+++ Supplied data
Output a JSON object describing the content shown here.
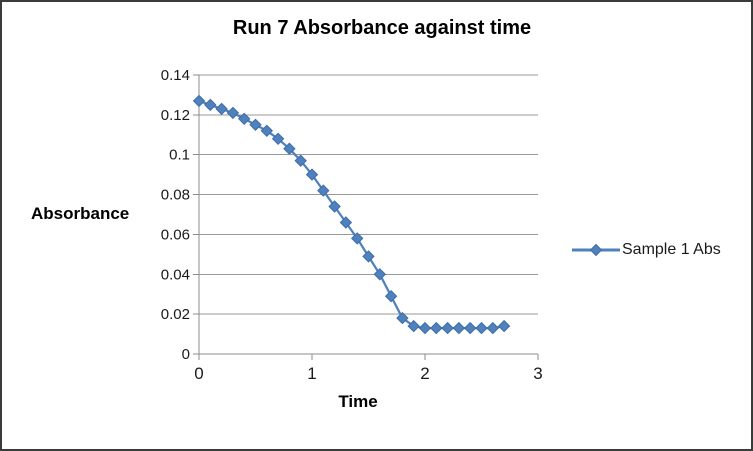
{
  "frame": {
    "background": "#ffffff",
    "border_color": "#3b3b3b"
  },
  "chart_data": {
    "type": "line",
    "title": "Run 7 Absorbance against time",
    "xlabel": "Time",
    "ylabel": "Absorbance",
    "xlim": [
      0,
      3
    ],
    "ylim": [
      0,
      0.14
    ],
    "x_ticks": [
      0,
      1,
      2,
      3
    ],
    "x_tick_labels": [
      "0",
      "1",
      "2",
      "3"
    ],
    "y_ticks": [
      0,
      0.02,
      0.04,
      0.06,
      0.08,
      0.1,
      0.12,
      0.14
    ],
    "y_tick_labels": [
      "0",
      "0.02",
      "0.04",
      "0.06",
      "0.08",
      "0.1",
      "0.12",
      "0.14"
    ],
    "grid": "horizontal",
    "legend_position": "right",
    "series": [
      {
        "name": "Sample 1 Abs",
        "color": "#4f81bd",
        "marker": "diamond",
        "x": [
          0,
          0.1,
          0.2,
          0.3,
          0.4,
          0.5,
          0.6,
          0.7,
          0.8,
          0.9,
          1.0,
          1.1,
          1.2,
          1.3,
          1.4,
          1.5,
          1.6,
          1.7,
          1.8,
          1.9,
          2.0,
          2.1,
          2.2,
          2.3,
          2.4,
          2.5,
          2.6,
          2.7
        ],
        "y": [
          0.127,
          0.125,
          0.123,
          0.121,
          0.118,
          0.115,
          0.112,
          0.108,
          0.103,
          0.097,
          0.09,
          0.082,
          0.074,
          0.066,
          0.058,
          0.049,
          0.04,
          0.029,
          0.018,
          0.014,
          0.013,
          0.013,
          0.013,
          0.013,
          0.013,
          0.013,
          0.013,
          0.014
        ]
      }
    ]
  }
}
++++++
» **Written exercise**:
Copy out every line of the data that includes the word "Absorbance".

» **Reply to the task**:
    "title": "Run 7 Absorbance against time",
    "ylabel": "Absorbance",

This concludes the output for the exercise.